Work to do
Produce a word-for-word copy of the listing below without its pictures.

[Figure data in JSON]
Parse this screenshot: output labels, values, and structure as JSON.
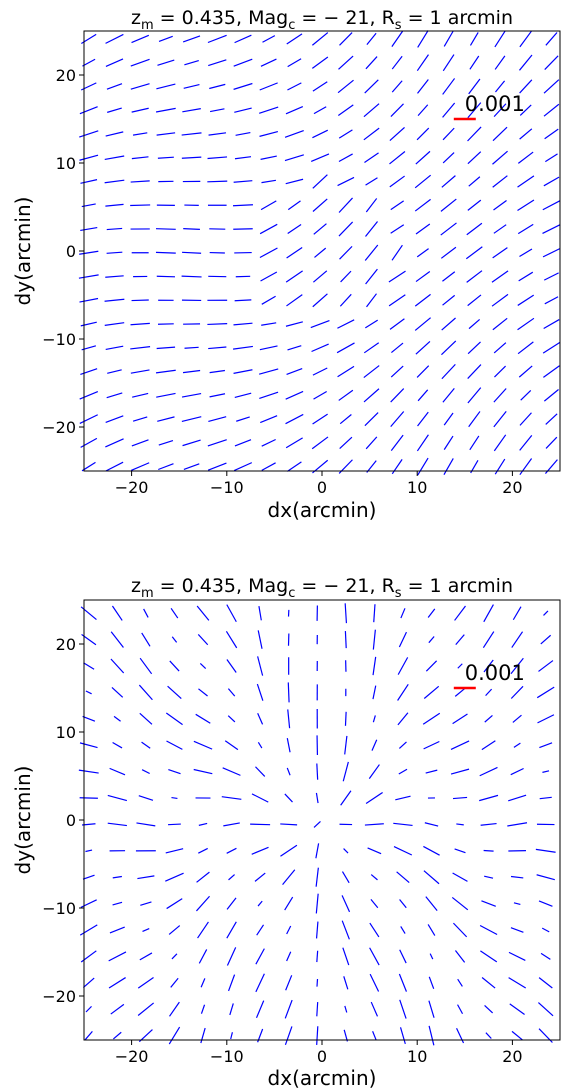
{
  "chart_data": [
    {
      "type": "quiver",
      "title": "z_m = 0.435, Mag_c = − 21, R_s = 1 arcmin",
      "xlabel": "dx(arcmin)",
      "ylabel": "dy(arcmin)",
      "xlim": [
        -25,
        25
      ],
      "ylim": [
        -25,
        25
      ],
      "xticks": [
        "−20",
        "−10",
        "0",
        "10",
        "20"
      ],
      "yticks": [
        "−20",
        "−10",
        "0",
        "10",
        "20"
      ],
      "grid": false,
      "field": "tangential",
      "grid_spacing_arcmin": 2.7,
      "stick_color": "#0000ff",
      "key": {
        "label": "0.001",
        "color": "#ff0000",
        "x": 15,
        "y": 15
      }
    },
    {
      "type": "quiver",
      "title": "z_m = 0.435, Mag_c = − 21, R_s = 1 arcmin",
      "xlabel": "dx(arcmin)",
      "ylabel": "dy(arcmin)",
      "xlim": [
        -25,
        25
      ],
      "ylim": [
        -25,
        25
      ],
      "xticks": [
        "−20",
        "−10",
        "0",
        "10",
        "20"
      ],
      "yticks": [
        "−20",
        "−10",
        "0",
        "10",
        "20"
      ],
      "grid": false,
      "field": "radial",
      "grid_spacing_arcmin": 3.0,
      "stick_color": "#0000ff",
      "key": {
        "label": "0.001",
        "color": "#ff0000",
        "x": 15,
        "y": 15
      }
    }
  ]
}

Output
Parse this screenshot: output labels, values, and structure as JSON.
{
  "chart_data": [
    {
      "type": "quiver",
      "title": "z_m = 0.435, Mag_c = − 21, R_s = 1 arcmin",
      "xlabel": "dx(arcmin)",
      "ylabel": "dy(arcmin)",
      "xlim": [
        -25,
        25
      ],
      "ylim": [
        -25,
        25
      ],
      "xticks": [
        "−20",
        "−10",
        "0",
        "10",
        "20"
      ],
      "yticks": [
        "−20",
        "−10",
        "0",
        "10",
        "20"
      ],
      "grid": false,
      "field": "tangential",
      "grid_spacing_arcmin": 2.7,
      "stick_color": "#0000ff",
      "key": {
        "label": "0.001",
        "color": "#ff0000",
        "x": 15,
        "y": 15
      }
    },
    {
      "type": "quiver",
      "title": "z_m = 0.435, Mag_c = − 21, R_s = 1 arcmin",
      "xlabel": "dx(arcmin)",
      "ylabel": "dy(arcmin)",
      "xlim": [
        -25,
        25
      ],
      "ylim": [
        -25,
        25
      ],
      "xticks": [
        "−20",
        "−10",
        "0",
        "10",
        "20"
      ],
      "yticks": [
        "−20",
        "−10",
        "0",
        "10",
        "20"
      ],
      "grid": false,
      "field": "radial",
      "grid_spacing_arcmin": 3.0,
      "stick_color": "#0000ff",
      "key": {
        "label": "0.001",
        "color": "#ff0000",
        "x": 15,
        "y": 15
      }
    }
  ]
}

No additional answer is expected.